### INSTRUCTIONS FOR THE TASK
Copy out the data below as written; omit any images.

### RECORD EXCERPTS

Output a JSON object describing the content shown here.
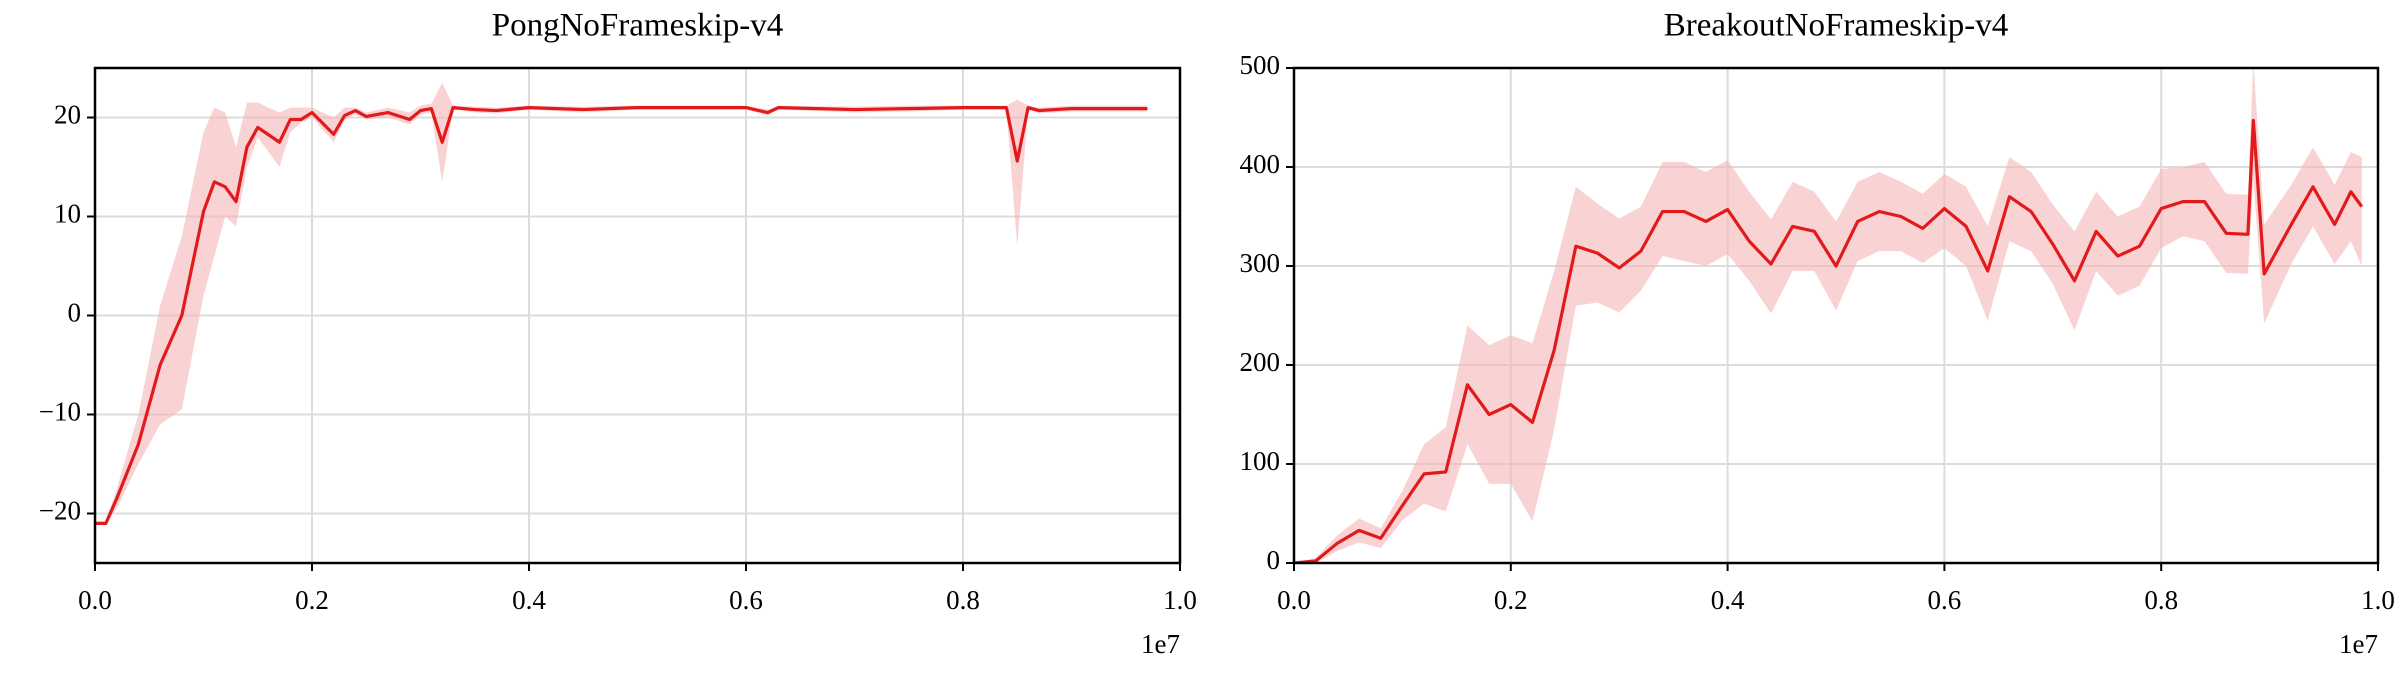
{
  "chart_data": [
    {
      "type": "line",
      "title": "PongNoFrameskip-v4",
      "x_offset_label": "1e7",
      "x": [
        0,
        0.01,
        0.02,
        0.04,
        0.06,
        0.08,
        0.1,
        0.11,
        0.12,
        0.13,
        0.14,
        0.15,
        0.17,
        0.18,
        0.19,
        0.2,
        0.22,
        0.23,
        0.24,
        0.25,
        0.27,
        0.29,
        0.3,
        0.31,
        0.32,
        0.33,
        0.35,
        0.37,
        0.4,
        0.45,
        0.5,
        0.55,
        0.6,
        0.62,
        0.63,
        0.7,
        0.75,
        0.8,
        0.84,
        0.85,
        0.86,
        0.87,
        0.9,
        0.95,
        0.97
      ],
      "values": [
        -21,
        -21,
        -18.5,
        -13,
        -5,
        0,
        10.5,
        13.5,
        13,
        11.5,
        17,
        19,
        17.5,
        19.8,
        19.8,
        20.5,
        18.3,
        20.2,
        20.7,
        20.1,
        20.5,
        19.8,
        20.7,
        20.9,
        17.5,
        21,
        20.8,
        20.7,
        21,
        20.8,
        21,
        21,
        21,
        20.5,
        21,
        20.8,
        20.9,
        21,
        21,
        15.6,
        21,
        20.7,
        20.9,
        20.9,
        20.9
      ],
      "band_lower": [
        -21,
        -21,
        -19.5,
        -15,
        -11,
        -9.5,
        2,
        6,
        10,
        9,
        15,
        18,
        15,
        18.5,
        19.5,
        20,
        17.5,
        19.8,
        20.3,
        19.8,
        20,
        19.3,
        20.3,
        20.5,
        13.5,
        20.8,
        20.5,
        20.4,
        20.8,
        20.5,
        20.8,
        20.8,
        20.8,
        20.2,
        20.8,
        20.5,
        20.6,
        20.8,
        20.8,
        7,
        20.8,
        20.4,
        20.6,
        20.6,
        20.6
      ],
      "band_upper": [
        -20.8,
        -20.8,
        -17.5,
        -10,
        1,
        8,
        18.5,
        21,
        20.5,
        17,
        21.5,
        21.5,
        20.5,
        21,
        21,
        21,
        20,
        21,
        21,
        20.5,
        21,
        20.5,
        21.2,
        21.4,
        23.5,
        21.2,
        21.1,
        21,
        21.2,
        21.1,
        21.2,
        21.2,
        21.2,
        20.8,
        21.2,
        21.1,
        21.2,
        21.2,
        21.2,
        21.8,
        21.2,
        21,
        21.2,
        21.2,
        21.2
      ],
      "color": "#e31a1c",
      "band_color": "#f5b5b5",
      "xlim": [
        0,
        1
      ],
      "xticks": [
        {
          "value": 0,
          "label": "0.0"
        },
        0.2,
        0.4,
        0.6,
        0.8,
        {
          "value": 1,
          "label": "1.0"
        }
      ],
      "ylim": [
        -25,
        25
      ],
      "yticks": [
        {
          "value": -20,
          "label": "−20"
        },
        {
          "value": -10,
          "label": "−10"
        },
        0,
        10,
        20
      ],
      "grid": true
    },
    {
      "type": "line",
      "title": "BreakoutNoFrameskip-v4",
      "x_offset_label": "1e7",
      "x": [
        0,
        0.02,
        0.04,
        0.06,
        0.08,
        0.1,
        0.12,
        0.14,
        0.16,
        0.18,
        0.2,
        0.22,
        0.24,
        0.26,
        0.28,
        0.3,
        0.32,
        0.34,
        0.36,
        0.38,
        0.4,
        0.42,
        0.44,
        0.46,
        0.48,
        0.5,
        0.52,
        0.54,
        0.56,
        0.58,
        0.6,
        0.62,
        0.64,
        0.66,
        0.68,
        0.7,
        0.72,
        0.74,
        0.76,
        0.78,
        0.8,
        0.82,
        0.84,
        0.86,
        0.88,
        0.885,
        0.895,
        0.92,
        0.94,
        0.96,
        0.975,
        0.985
      ],
      "values": [
        0,
        2,
        20,
        33,
        25,
        58,
        90,
        92,
        180,
        150,
        160,
        142,
        215,
        320,
        313,
        298,
        315,
        355,
        355,
        345,
        357,
        325,
        302,
        340,
        335,
        300,
        345,
        355,
        350,
        338,
        358,
        340,
        295,
        370,
        355,
        322,
        285,
        335,
        310,
        320,
        358,
        365,
        365,
        333,
        332,
        447,
        292,
        342,
        380,
        342,
        375,
        360
      ],
      "band_lower": [
        0,
        0,
        12,
        21,
        15,
        43,
        60,
        52,
        120,
        80,
        80,
        42,
        135,
        260,
        263,
        253,
        275,
        310,
        305,
        300,
        312,
        285,
        252,
        295,
        295,
        255,
        305,
        315,
        315,
        303,
        318,
        300,
        245,
        325,
        315,
        282,
        235,
        295,
        270,
        280,
        318,
        330,
        325,
        293,
        292,
        387,
        242,
        302,
        340,
        302,
        325,
        300
      ],
      "band_upper": [
        0,
        5,
        28,
        45,
        35,
        73,
        120,
        137,
        240,
        220,
        230,
        222,
        295,
        380,
        363,
        348,
        360,
        405,
        405,
        395,
        407,
        375,
        347,
        385,
        375,
        345,
        385,
        395,
        385,
        373,
        393,
        380,
        340,
        410,
        395,
        362,
        335,
        375,
        350,
        360,
        398,
        400,
        405,
        373,
        372,
        507,
        342,
        382,
        420,
        382,
        415,
        410
      ],
      "color": "#e31a1c",
      "band_color": "#f5b5b5",
      "xlim": [
        0,
        1
      ],
      "xticks": [
        {
          "value": 0,
          "label": "0.0"
        },
        0.2,
        0.4,
        0.6,
        0.8,
        {
          "value": 1,
          "label": "1.0"
        }
      ],
      "ylim": [
        0,
        500
      ],
      "yticks": [
        0,
        100,
        200,
        300,
        400,
        500
      ],
      "grid": true
    }
  ]
}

### RESULT
Output a JSON object describing the content shown here.
{
  "chart_data": [
    {
      "type": "line",
      "title": "PongNoFrameskip-v4",
      "x_offset_label": "1e7",
      "x": [
        0,
        0.01,
        0.02,
        0.04,
        0.06,
        0.08,
        0.1,
        0.11,
        0.12,
        0.13,
        0.14,
        0.15,
        0.17,
        0.18,
        0.19,
        0.2,
        0.22,
        0.23,
        0.24,
        0.25,
        0.27,
        0.29,
        0.3,
        0.31,
        0.32,
        0.33,
        0.35,
        0.37,
        0.4,
        0.45,
        0.5,
        0.55,
        0.6,
        0.62,
        0.63,
        0.7,
        0.75,
        0.8,
        0.84,
        0.85,
        0.86,
        0.87,
        0.9,
        0.95,
        0.97
      ],
      "values": [
        -21,
        -21,
        -18.5,
        -13,
        -5,
        0,
        10.5,
        13.5,
        13,
        11.5,
        17,
        19,
        17.5,
        19.8,
        19.8,
        20.5,
        18.3,
        20.2,
        20.7,
        20.1,
        20.5,
        19.8,
        20.7,
        20.9,
        17.5,
        21,
        20.8,
        20.7,
        21,
        20.8,
        21,
        21,
        21,
        20.5,
        21,
        20.8,
        20.9,
        21,
        21,
        15.6,
        21,
        20.7,
        20.9,
        20.9,
        20.9
      ],
      "band_lower": [
        -21,
        -21,
        -19.5,
        -15,
        -11,
        -9.5,
        2,
        6,
        10,
        9,
        15,
        18,
        15,
        18.5,
        19.5,
        20,
        17.5,
        19.8,
        20.3,
        19.8,
        20,
        19.3,
        20.3,
        20.5,
        13.5,
        20.8,
        20.5,
        20.4,
        20.8,
        20.5,
        20.8,
        20.8,
        20.8,
        20.2,
        20.8,
        20.5,
        20.6,
        20.8,
        20.8,
        7,
        20.8,
        20.4,
        20.6,
        20.6,
        20.6
      ],
      "band_upper": [
        -20.8,
        -20.8,
        -17.5,
        -10,
        1,
        8,
        18.5,
        21,
        20.5,
        17,
        21.5,
        21.5,
        20.5,
        21,
        21,
        21,
        20,
        21,
        21,
        20.5,
        21,
        20.5,
        21.2,
        21.4,
        23.5,
        21.2,
        21.1,
        21,
        21.2,
        21.1,
        21.2,
        21.2,
        21.2,
        20.8,
        21.2,
        21.1,
        21.2,
        21.2,
        21.2,
        21.8,
        21.2,
        21,
        21.2,
        21.2,
        21.2
      ],
      "color": "#e31a1c",
      "band_color": "#f5b5b5",
      "xlim": [
        0,
        1
      ],
      "xticks": [
        {
          "value": 0,
          "label": "0.0"
        },
        0.2,
        0.4,
        0.6,
        0.8,
        {
          "value": 1,
          "label": "1.0"
        }
      ],
      "ylim": [
        -25,
        25
      ],
      "yticks": [
        {
          "value": -20,
          "label": "−20"
        },
        {
          "value": -10,
          "label": "−10"
        },
        0,
        10,
        20
      ],
      "grid": true
    },
    {
      "type": "line",
      "title": "BreakoutNoFrameskip-v4",
      "x_offset_label": "1e7",
      "x": [
        0,
        0.02,
        0.04,
        0.06,
        0.08,
        0.1,
        0.12,
        0.14,
        0.16,
        0.18,
        0.2,
        0.22,
        0.24,
        0.26,
        0.28,
        0.3,
        0.32,
        0.34,
        0.36,
        0.38,
        0.4,
        0.42,
        0.44,
        0.46,
        0.48,
        0.5,
        0.52,
        0.54,
        0.56,
        0.58,
        0.6,
        0.62,
        0.64,
        0.66,
        0.68,
        0.7,
        0.72,
        0.74,
        0.76,
        0.78,
        0.8,
        0.82,
        0.84,
        0.86,
        0.88,
        0.885,
        0.895,
        0.92,
        0.94,
        0.96,
        0.975,
        0.985
      ],
      "values": [
        0,
        2,
        20,
        33,
        25,
        58,
        90,
        92,
        180,
        150,
        160,
        142,
        215,
        320,
        313,
        298,
        315,
        355,
        355,
        345,
        357,
        325,
        302,
        340,
        335,
        300,
        345,
        355,
        350,
        338,
        358,
        340,
        295,
        370,
        355,
        322,
        285,
        335,
        310,
        320,
        358,
        365,
        365,
        333,
        332,
        447,
        292,
        342,
        380,
        342,
        375,
        360
      ],
      "band_lower": [
        0,
        0,
        12,
        21,
        15,
        43,
        60,
        52,
        120,
        80,
        80,
        42,
        135,
        260,
        263,
        253,
        275,
        310,
        305,
        300,
        312,
        285,
        252,
        295,
        295,
        255,
        305,
        315,
        315,
        303,
        318,
        300,
        245,
        325,
        315,
        282,
        235,
        295,
        270,
        280,
        318,
        330,
        325,
        293,
        292,
        387,
        242,
        302,
        340,
        302,
        325,
        300
      ],
      "band_upper": [
        0,
        5,
        28,
        45,
        35,
        73,
        120,
        137,
        240,
        220,
        230,
        222,
        295,
        380,
        363,
        348,
        360,
        405,
        405,
        395,
        407,
        375,
        347,
        385,
        375,
        345,
        385,
        395,
        385,
        373,
        393,
        380,
        340,
        410,
        395,
        362,
        335,
        375,
        350,
        360,
        398,
        400,
        405,
        373,
        372,
        507,
        342,
        382,
        420,
        382,
        415,
        410
      ],
      "color": "#e31a1c",
      "band_color": "#f5b5b5",
      "xlim": [
        0,
        1
      ],
      "xticks": [
        {
          "value": 0,
          "label": "0.0"
        },
        0.2,
        0.4,
        0.6,
        0.8,
        {
          "value": 1,
          "label": "1.0"
        }
      ],
      "ylim": [
        0,
        500
      ],
      "yticks": [
        0,
        100,
        200,
        300,
        400,
        500
      ],
      "grid": true
    }
  ]
}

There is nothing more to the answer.